Data items:
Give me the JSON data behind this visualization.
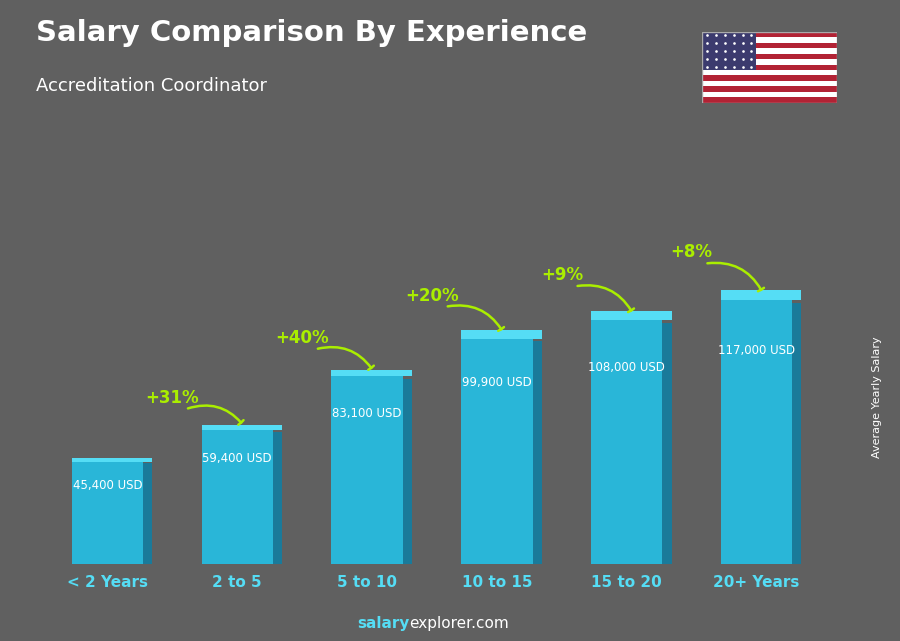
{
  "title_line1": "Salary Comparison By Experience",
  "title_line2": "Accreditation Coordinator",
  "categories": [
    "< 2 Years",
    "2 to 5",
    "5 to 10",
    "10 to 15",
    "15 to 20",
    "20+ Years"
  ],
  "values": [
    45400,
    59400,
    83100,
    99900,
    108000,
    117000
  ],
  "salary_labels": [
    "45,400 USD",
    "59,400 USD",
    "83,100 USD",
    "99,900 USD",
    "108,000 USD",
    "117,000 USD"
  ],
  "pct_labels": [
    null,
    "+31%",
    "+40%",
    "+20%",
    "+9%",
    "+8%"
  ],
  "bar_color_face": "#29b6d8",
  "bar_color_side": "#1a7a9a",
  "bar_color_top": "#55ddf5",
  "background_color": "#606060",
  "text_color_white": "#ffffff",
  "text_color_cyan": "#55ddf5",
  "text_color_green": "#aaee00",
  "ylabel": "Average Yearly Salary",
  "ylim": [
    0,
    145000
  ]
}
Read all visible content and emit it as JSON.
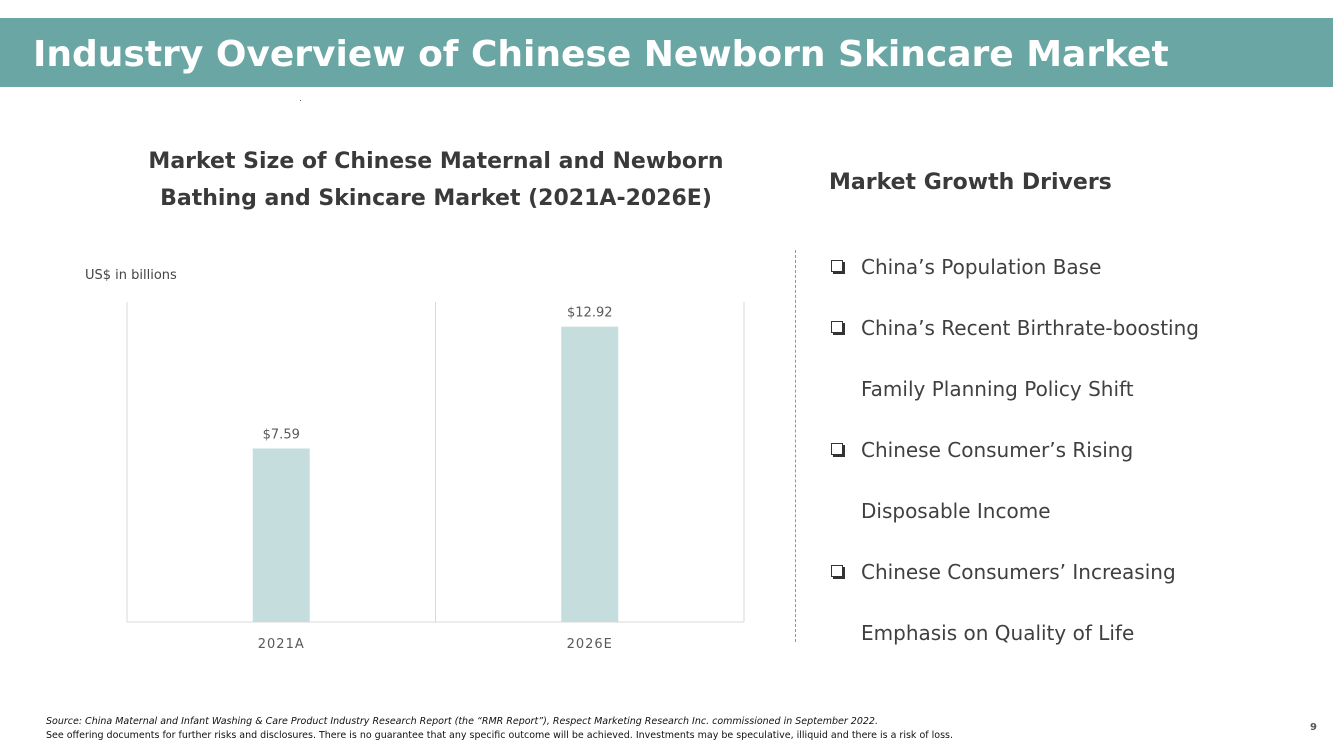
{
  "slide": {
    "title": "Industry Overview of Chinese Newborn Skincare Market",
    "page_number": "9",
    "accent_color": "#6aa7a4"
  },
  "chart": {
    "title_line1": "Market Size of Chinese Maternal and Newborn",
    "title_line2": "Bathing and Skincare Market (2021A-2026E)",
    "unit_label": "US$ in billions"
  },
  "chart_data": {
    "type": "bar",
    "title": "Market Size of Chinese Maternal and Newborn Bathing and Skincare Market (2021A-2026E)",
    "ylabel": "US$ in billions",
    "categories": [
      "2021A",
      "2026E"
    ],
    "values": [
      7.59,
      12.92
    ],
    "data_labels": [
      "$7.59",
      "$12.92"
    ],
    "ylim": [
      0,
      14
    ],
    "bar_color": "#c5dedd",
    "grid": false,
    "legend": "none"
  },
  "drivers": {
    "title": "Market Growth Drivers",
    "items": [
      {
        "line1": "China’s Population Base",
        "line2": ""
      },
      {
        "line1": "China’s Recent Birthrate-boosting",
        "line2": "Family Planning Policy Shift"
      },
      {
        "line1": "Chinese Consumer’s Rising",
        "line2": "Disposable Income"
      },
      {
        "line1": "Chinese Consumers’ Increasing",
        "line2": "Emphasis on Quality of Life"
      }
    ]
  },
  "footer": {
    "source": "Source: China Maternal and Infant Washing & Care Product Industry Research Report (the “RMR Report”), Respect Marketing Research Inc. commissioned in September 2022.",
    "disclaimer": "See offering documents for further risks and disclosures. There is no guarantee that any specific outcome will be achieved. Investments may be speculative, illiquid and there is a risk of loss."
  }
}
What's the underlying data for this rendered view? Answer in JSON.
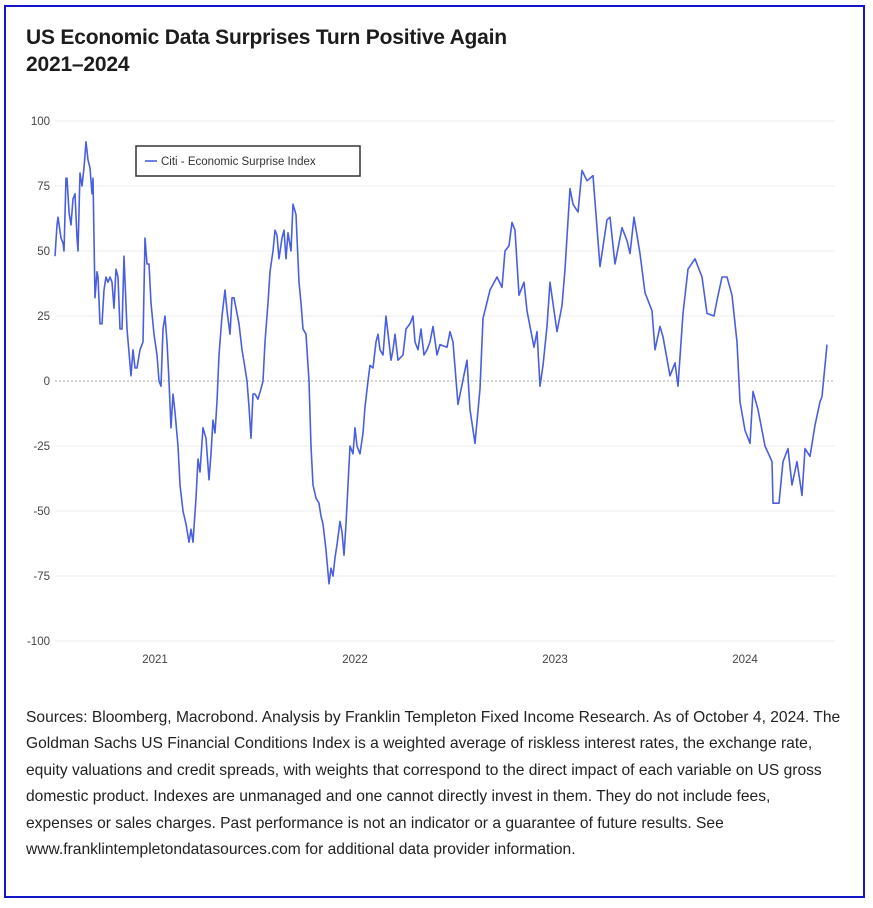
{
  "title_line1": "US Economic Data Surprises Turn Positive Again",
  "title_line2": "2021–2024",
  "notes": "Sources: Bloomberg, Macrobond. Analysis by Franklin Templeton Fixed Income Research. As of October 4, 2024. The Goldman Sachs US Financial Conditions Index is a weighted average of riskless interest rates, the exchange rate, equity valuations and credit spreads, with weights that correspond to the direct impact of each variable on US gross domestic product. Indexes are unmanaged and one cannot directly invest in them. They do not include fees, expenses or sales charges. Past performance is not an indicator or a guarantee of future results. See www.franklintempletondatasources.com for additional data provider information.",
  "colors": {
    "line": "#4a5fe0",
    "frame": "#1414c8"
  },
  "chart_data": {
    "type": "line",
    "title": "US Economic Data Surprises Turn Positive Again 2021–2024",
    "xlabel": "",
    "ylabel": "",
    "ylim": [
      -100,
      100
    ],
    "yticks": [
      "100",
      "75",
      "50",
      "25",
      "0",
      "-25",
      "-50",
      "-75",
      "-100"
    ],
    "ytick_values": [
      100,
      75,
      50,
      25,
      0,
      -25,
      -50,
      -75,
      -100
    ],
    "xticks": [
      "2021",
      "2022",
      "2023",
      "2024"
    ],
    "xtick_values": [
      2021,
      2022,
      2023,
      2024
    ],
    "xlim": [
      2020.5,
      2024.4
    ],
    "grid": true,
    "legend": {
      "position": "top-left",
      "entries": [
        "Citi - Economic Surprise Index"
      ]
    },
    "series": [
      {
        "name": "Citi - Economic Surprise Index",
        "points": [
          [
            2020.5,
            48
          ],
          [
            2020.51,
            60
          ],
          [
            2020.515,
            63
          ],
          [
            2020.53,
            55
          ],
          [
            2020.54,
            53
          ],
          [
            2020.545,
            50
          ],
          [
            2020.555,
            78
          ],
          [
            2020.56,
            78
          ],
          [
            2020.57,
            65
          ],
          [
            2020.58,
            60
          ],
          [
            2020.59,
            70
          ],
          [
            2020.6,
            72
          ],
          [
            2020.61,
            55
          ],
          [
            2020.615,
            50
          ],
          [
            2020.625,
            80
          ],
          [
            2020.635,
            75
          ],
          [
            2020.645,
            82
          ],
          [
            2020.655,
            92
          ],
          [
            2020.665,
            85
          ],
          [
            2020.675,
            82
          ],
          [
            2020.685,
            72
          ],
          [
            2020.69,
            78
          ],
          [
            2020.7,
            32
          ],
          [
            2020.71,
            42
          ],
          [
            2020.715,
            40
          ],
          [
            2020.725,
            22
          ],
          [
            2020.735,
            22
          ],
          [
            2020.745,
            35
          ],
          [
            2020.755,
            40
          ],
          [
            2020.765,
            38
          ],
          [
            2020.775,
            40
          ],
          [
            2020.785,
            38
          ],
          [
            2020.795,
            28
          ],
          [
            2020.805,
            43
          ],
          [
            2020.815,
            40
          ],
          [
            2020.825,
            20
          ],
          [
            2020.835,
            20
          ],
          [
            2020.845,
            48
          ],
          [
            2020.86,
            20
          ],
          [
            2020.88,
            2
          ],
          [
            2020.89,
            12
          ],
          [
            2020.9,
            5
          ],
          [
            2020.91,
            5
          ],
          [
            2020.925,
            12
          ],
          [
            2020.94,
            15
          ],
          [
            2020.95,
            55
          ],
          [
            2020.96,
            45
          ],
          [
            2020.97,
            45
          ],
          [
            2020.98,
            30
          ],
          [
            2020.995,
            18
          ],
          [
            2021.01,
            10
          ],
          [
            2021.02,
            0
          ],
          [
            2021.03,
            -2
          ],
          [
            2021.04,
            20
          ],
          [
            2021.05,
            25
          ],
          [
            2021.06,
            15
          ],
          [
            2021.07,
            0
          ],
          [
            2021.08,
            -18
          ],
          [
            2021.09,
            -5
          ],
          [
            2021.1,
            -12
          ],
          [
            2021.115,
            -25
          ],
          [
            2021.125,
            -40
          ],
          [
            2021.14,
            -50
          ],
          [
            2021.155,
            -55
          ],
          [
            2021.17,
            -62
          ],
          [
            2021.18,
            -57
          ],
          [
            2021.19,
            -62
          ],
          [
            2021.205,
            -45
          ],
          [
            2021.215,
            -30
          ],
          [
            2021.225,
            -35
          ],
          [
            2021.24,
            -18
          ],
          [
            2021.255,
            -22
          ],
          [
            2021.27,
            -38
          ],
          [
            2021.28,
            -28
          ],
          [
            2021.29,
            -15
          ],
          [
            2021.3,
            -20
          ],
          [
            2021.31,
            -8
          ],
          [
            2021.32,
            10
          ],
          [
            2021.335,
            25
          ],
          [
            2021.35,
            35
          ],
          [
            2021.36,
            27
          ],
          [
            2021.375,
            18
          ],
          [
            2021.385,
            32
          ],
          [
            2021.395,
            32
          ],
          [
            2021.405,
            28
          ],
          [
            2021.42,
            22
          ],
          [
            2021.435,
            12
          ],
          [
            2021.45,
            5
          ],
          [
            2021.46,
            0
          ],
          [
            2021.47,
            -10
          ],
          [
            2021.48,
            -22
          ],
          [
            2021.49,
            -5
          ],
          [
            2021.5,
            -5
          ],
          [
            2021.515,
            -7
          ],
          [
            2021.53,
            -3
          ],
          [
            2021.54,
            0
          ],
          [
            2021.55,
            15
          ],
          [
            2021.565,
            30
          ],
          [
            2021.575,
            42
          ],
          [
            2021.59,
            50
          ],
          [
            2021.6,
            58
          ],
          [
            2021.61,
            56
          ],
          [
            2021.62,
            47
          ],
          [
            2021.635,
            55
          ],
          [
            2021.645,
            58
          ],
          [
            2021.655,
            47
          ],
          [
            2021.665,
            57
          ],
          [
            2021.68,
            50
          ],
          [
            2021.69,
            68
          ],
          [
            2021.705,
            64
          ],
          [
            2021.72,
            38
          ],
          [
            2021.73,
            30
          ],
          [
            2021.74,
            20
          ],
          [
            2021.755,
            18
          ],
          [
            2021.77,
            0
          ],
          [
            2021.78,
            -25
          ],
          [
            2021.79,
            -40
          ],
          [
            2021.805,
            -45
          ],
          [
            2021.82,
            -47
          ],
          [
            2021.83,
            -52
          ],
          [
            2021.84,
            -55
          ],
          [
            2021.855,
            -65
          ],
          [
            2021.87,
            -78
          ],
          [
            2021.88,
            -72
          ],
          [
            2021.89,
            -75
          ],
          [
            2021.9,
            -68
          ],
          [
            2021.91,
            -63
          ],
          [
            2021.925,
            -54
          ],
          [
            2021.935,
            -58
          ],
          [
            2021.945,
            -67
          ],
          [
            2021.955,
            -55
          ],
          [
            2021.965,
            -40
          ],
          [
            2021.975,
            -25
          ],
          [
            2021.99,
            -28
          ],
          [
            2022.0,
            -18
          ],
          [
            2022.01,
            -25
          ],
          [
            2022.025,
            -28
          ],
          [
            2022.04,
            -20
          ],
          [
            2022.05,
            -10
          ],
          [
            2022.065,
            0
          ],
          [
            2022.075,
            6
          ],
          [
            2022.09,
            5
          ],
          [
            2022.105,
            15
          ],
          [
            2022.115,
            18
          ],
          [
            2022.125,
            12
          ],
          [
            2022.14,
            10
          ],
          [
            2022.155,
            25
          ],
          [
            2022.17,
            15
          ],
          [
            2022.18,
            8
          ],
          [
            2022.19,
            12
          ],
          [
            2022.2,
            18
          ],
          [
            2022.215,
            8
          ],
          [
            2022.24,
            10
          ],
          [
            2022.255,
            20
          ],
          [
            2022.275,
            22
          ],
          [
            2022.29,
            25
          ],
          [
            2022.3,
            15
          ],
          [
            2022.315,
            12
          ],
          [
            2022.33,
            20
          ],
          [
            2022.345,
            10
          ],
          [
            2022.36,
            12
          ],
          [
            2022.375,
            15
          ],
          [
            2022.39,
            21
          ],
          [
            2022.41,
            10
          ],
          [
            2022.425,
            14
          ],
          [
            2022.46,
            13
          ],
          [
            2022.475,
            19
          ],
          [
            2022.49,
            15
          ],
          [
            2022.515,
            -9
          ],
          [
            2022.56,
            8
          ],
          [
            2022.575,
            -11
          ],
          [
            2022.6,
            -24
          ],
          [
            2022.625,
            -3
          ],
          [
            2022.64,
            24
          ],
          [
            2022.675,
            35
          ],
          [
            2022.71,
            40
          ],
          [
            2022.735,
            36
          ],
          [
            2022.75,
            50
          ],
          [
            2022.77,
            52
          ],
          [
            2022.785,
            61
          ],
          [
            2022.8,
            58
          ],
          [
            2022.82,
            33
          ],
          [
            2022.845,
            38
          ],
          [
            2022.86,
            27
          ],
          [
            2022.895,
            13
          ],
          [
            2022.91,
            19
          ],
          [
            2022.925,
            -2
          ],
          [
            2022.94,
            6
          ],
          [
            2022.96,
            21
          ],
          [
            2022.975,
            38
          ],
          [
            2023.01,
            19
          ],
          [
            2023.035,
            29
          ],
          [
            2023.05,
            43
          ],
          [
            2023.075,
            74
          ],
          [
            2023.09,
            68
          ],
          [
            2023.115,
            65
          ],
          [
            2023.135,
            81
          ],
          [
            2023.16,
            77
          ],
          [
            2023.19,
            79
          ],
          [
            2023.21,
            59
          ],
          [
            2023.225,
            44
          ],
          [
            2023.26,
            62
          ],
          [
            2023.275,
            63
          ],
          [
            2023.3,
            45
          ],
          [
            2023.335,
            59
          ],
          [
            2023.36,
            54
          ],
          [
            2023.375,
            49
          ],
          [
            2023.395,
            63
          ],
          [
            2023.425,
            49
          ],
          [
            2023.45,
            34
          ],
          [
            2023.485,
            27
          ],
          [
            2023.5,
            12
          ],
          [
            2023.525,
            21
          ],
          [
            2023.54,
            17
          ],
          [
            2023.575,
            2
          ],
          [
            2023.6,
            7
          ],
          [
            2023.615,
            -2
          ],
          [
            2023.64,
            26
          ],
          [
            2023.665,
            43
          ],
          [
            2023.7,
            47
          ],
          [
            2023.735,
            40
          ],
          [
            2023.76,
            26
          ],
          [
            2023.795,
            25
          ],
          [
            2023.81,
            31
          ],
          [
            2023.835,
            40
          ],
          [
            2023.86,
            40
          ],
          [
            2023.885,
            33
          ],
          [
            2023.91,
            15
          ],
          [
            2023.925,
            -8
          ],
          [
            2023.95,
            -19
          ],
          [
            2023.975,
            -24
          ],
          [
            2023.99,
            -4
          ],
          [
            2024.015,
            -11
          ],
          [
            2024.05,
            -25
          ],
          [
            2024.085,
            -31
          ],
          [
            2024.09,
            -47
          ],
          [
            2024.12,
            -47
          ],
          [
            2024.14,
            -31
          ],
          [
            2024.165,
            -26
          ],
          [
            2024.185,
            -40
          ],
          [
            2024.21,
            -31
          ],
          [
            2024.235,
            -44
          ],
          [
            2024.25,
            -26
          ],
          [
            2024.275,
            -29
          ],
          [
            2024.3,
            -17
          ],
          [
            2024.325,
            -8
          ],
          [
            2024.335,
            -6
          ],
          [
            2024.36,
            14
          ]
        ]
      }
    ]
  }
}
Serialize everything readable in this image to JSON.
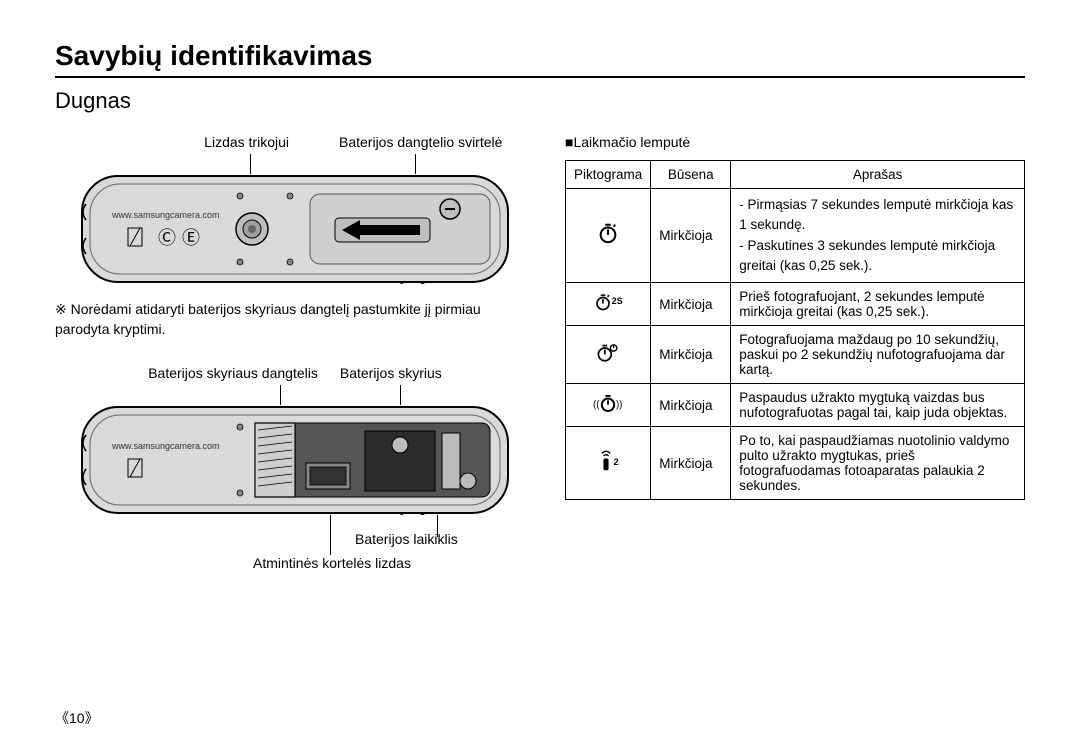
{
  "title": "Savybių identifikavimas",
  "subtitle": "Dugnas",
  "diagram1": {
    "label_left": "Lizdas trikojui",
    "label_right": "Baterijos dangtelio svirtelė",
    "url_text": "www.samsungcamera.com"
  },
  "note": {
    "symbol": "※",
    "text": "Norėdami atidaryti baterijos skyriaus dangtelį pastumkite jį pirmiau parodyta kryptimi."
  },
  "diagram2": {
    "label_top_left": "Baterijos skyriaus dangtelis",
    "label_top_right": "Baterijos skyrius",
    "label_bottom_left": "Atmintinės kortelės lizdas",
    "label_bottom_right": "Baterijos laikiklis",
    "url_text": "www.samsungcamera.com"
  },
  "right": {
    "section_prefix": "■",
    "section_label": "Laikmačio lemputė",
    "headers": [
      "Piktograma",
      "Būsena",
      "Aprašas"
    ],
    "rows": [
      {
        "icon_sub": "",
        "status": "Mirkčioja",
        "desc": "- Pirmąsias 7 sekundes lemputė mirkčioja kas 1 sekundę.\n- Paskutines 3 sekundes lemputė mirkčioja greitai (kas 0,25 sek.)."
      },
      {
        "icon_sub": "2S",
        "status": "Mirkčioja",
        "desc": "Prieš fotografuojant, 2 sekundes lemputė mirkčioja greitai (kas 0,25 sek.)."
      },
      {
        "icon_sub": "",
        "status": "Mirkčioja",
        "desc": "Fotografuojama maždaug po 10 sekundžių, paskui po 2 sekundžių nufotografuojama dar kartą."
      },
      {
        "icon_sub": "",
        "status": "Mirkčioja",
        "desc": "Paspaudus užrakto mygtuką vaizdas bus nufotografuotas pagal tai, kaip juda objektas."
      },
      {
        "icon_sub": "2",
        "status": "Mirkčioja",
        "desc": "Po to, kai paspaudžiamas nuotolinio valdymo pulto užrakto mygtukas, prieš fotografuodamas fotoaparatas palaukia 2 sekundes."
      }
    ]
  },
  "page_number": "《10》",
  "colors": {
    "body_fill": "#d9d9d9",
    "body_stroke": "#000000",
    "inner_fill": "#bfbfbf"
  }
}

Instructions for the task:
Each line above that includes "Maternal" should be shown.

Full output:
    "title_line1": "Market Size of Chinese Maternal and Newborn",
    "title": "Market Size of Chinese Maternal and Newborn Bathing and Skincare Market (2021A-2026E)",
    "source": "Source: China Maternal and Infant Washing & Care Product Industry Research Report (the “RMR Report”), Respect Marketing Research Inc. commissioned in September 2022.",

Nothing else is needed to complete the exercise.